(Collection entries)
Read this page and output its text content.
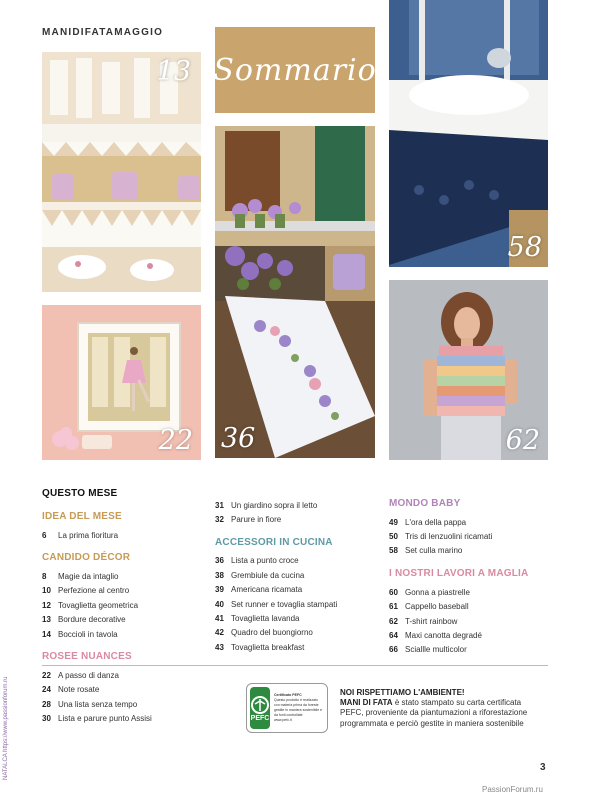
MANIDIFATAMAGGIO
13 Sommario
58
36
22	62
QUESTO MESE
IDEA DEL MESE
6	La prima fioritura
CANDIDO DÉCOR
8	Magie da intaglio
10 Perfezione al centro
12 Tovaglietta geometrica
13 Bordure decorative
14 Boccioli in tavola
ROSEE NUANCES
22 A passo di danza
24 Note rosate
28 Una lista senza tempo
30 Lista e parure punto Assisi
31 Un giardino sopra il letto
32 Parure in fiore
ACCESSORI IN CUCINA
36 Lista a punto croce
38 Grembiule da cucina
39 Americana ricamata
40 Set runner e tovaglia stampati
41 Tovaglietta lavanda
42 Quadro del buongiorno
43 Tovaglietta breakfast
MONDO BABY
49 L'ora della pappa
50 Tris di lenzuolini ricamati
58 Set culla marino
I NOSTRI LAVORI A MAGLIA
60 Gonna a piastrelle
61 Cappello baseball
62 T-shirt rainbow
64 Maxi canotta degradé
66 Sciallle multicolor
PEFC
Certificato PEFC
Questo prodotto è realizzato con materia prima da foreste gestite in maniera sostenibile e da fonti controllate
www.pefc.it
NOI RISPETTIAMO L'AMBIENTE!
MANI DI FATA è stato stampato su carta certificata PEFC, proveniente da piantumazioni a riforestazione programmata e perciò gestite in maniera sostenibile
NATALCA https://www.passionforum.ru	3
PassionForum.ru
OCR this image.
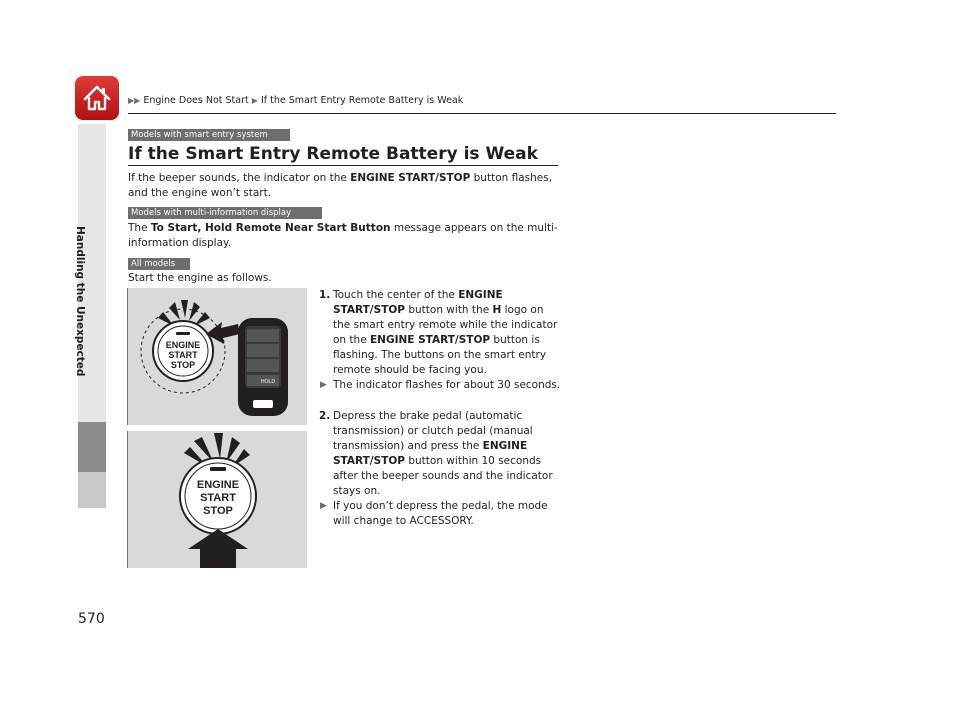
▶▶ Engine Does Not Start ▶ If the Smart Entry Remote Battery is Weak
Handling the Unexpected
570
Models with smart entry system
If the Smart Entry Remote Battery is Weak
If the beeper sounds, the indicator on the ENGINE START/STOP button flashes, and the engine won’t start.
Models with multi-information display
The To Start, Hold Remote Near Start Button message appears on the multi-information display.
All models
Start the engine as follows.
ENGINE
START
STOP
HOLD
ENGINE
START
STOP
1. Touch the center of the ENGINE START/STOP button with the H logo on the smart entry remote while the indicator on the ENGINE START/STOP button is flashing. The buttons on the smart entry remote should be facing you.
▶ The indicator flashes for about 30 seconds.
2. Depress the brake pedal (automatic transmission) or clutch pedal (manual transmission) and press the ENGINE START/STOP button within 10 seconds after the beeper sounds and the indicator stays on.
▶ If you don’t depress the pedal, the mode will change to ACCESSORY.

_EXERCISE BRIEF:_ Set out every line from the material that contains the string "punto".

_ANSWER:_
30 Lista e parure punto Assisi
36 Lista a punto croce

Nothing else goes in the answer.